:: CHALLENGE ::
Omit every picture and return the rest of the data unaltered.

(Extracts from a graphics dataset)
##########
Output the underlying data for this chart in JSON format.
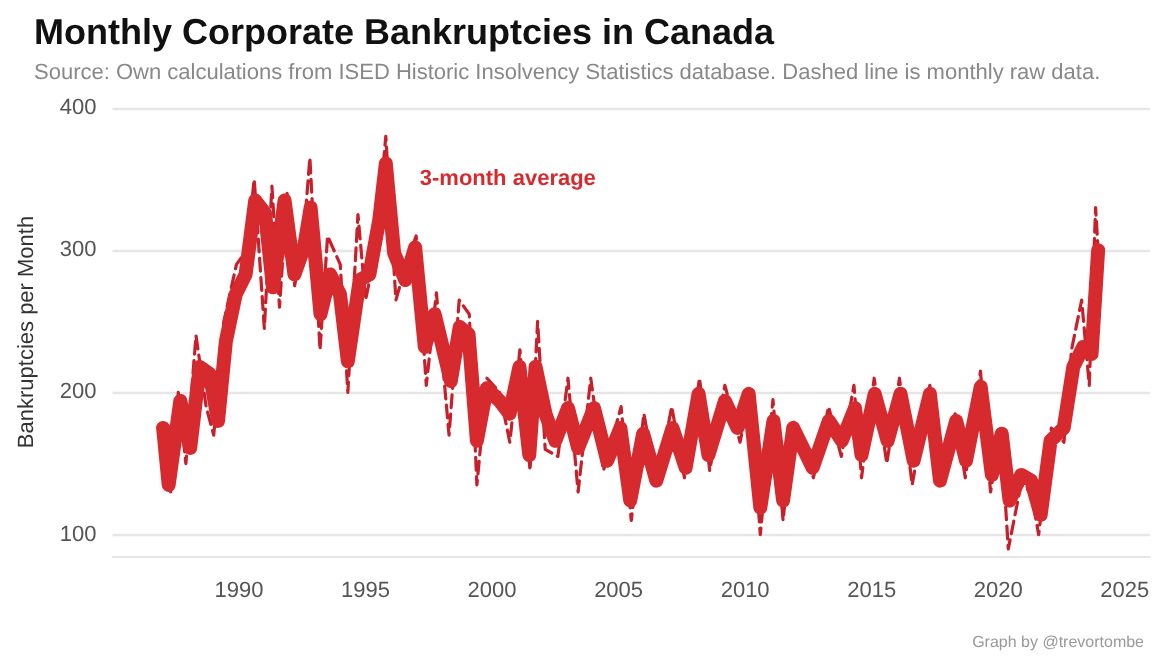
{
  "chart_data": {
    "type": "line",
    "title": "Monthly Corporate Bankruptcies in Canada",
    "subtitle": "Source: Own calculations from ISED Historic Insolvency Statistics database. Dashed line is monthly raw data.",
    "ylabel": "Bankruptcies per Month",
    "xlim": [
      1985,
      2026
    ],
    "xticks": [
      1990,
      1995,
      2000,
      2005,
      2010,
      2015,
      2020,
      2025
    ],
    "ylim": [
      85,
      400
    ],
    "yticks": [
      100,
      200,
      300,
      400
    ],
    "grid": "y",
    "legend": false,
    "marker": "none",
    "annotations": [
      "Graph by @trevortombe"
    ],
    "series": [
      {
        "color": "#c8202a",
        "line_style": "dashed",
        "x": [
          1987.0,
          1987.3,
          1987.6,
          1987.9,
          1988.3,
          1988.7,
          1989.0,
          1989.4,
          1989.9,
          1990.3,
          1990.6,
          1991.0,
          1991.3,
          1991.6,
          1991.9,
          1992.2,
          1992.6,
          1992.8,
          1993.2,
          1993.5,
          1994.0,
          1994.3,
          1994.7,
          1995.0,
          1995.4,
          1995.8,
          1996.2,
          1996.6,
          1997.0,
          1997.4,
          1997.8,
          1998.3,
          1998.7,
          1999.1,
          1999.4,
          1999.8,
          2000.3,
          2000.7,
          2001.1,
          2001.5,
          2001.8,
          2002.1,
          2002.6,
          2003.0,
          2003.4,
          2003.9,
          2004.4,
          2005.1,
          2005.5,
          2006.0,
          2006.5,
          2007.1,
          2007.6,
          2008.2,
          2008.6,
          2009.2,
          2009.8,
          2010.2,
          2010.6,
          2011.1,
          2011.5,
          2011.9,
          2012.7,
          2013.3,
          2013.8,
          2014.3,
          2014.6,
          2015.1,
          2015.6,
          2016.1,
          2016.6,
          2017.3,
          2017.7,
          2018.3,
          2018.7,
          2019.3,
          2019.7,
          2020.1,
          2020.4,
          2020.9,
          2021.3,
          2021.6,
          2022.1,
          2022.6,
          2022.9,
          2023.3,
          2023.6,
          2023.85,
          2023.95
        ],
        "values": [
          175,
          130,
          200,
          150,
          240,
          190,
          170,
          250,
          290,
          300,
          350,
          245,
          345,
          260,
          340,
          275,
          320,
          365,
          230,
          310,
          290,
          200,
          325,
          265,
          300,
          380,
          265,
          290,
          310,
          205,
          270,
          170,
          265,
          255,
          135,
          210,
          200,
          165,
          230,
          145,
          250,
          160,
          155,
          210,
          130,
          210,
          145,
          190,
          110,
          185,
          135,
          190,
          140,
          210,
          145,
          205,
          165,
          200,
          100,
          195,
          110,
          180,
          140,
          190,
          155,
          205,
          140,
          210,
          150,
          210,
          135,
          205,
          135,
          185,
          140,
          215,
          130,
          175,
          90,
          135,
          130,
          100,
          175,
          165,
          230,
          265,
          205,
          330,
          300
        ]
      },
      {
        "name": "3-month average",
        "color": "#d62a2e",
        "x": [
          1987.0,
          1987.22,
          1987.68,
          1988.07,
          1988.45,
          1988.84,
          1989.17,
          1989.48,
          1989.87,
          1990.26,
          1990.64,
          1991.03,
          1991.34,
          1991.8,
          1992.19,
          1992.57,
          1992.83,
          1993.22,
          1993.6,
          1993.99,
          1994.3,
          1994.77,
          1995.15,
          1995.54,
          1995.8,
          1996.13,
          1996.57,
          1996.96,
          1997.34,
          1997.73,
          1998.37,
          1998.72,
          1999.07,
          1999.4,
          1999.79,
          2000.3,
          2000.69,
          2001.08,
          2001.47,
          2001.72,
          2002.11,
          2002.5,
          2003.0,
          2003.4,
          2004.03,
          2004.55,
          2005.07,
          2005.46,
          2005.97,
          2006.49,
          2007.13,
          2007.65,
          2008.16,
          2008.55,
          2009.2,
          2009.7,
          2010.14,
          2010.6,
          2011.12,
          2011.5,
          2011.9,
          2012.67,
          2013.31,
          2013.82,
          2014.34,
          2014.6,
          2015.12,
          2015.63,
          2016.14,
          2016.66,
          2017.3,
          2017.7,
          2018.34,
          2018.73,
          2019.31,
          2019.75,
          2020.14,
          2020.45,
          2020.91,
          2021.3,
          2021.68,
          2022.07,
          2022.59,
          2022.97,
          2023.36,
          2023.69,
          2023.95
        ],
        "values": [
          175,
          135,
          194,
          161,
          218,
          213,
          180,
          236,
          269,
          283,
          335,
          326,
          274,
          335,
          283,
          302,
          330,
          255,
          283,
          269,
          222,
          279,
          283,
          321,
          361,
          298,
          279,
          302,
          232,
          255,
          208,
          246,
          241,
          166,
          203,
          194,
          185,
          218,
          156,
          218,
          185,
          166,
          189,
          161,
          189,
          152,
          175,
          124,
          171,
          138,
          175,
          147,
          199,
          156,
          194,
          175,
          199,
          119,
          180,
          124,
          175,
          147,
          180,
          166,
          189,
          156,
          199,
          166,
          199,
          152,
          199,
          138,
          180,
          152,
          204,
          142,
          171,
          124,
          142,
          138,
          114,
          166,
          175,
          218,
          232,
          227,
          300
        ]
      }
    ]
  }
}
##########
:: SOLUTION TO THIS EXERCISE ::
Output the underlying data for this chart in JSON format.
{
  "chart_data": {
    "type": "line",
    "title": "Monthly Corporate Bankruptcies in Canada",
    "subtitle": "Source: Own calculations from ISED Historic Insolvency Statistics database. Dashed line is monthly raw data.",
    "ylabel": "Bankruptcies per Month",
    "xlim": [
      1985,
      2026
    ],
    "xticks": [
      1990,
      1995,
      2000,
      2005,
      2010,
      2015,
      2020,
      2025
    ],
    "ylim": [
      85,
      400
    ],
    "yticks": [
      100,
      200,
      300,
      400
    ],
    "grid": "y",
    "legend": false,
    "marker": "none",
    "annotations": [
      "Graph by @trevortombe"
    ],
    "series": [
      {
        "color": "#c8202a",
        "line_style": "dashed",
        "x": [
          1987.0,
          1987.3,
          1987.6,
          1987.9,
          1988.3,
          1988.7,
          1989.0,
          1989.4,
          1989.9,
          1990.3,
          1990.6,
          1991.0,
          1991.3,
          1991.6,
          1991.9,
          1992.2,
          1992.6,
          1992.8,
          1993.2,
          1993.5,
          1994.0,
          1994.3,
          1994.7,
          1995.0,
          1995.4,
          1995.8,
          1996.2,
          1996.6,
          1997.0,
          1997.4,
          1997.8,
          1998.3,
          1998.7,
          1999.1,
          1999.4,
          1999.8,
          2000.3,
          2000.7,
          2001.1,
          2001.5,
          2001.8,
          2002.1,
          2002.6,
          2003.0,
          2003.4,
          2003.9,
          2004.4,
          2005.1,
          2005.5,
          2006.0,
          2006.5,
          2007.1,
          2007.6,
          2008.2,
          2008.6,
          2009.2,
          2009.8,
          2010.2,
          2010.6,
          2011.1,
          2011.5,
          2011.9,
          2012.7,
          2013.3,
          2013.8,
          2014.3,
          2014.6,
          2015.1,
          2015.6,
          2016.1,
          2016.6,
          2017.3,
          2017.7,
          2018.3,
          2018.7,
          2019.3,
          2019.7,
          2020.1,
          2020.4,
          2020.9,
          2021.3,
          2021.6,
          2022.1,
          2022.6,
          2022.9,
          2023.3,
          2023.6,
          2023.85,
          2023.95
        ],
        "values": [
          175,
          130,
          200,
          150,
          240,
          190,
          170,
          250,
          290,
          300,
          350,
          245,
          345,
          260,
          340,
          275,
          320,
          365,
          230,
          310,
          290,
          200,
          325,
          265,
          300,
          380,
          265,
          290,
          310,
          205,
          270,
          170,
          265,
          255,
          135,
          210,
          200,
          165,
          230,
          145,
          250,
          160,
          155,
          210,
          130,
          210,
          145,
          190,
          110,
          185,
          135,
          190,
          140,
          210,
          145,
          205,
          165,
          200,
          100,
          195,
          110,
          180,
          140,
          190,
          155,
          205,
          140,
          210,
          150,
          210,
          135,
          205,
          135,
          185,
          140,
          215,
          130,
          175,
          90,
          135,
          130,
          100,
          175,
          165,
          230,
          265,
          205,
          330,
          300
        ]
      },
      {
        "name": "3-month average",
        "color": "#d62a2e",
        "x": [
          1987.0,
          1987.22,
          1987.68,
          1988.07,
          1988.45,
          1988.84,
          1989.17,
          1989.48,
          1989.87,
          1990.26,
          1990.64,
          1991.03,
          1991.34,
          1991.8,
          1992.19,
          1992.57,
          1992.83,
          1993.22,
          1993.6,
          1993.99,
          1994.3,
          1994.77,
          1995.15,
          1995.54,
          1995.8,
          1996.13,
          1996.57,
          1996.96,
          1997.34,
          1997.73,
          1998.37,
          1998.72,
          1999.07,
          1999.4,
          1999.79,
          2000.3,
          2000.69,
          2001.08,
          2001.47,
          2001.72,
          2002.11,
          2002.5,
          2003.0,
          2003.4,
          2004.03,
          2004.55,
          2005.07,
          2005.46,
          2005.97,
          2006.49,
          2007.13,
          2007.65,
          2008.16,
          2008.55,
          2009.2,
          2009.7,
          2010.14,
          2010.6,
          2011.12,
          2011.5,
          2011.9,
          2012.67,
          2013.31,
          2013.82,
          2014.34,
          2014.6,
          2015.12,
          2015.63,
          2016.14,
          2016.66,
          2017.3,
          2017.7,
          2018.34,
          2018.73,
          2019.31,
          2019.75,
          2020.14,
          2020.45,
          2020.91,
          2021.3,
          2021.68,
          2022.07,
          2022.59,
          2022.97,
          2023.36,
          2023.69,
          2023.95
        ],
        "values": [
          175,
          135,
          194,
          161,
          218,
          213,
          180,
          236,
          269,
          283,
          335,
          326,
          274,
          335,
          283,
          302,
          330,
          255,
          283,
          269,
          222,
          279,
          283,
          321,
          361,
          298,
          279,
          302,
          232,
          255,
          208,
          246,
          241,
          166,
          203,
          194,
          185,
          218,
          156,
          218,
          185,
          166,
          189,
          161,
          189,
          152,
          175,
          124,
          171,
          138,
          175,
          147,
          199,
          156,
          194,
          175,
          199,
          119,
          180,
          124,
          175,
          147,
          180,
          166,
          189,
          156,
          199,
          166,
          199,
          152,
          199,
          138,
          180,
          152,
          204,
          142,
          171,
          124,
          142,
          138,
          114,
          166,
          175,
          218,
          232,
          227,
          300
        ]
      }
    ]
  }
}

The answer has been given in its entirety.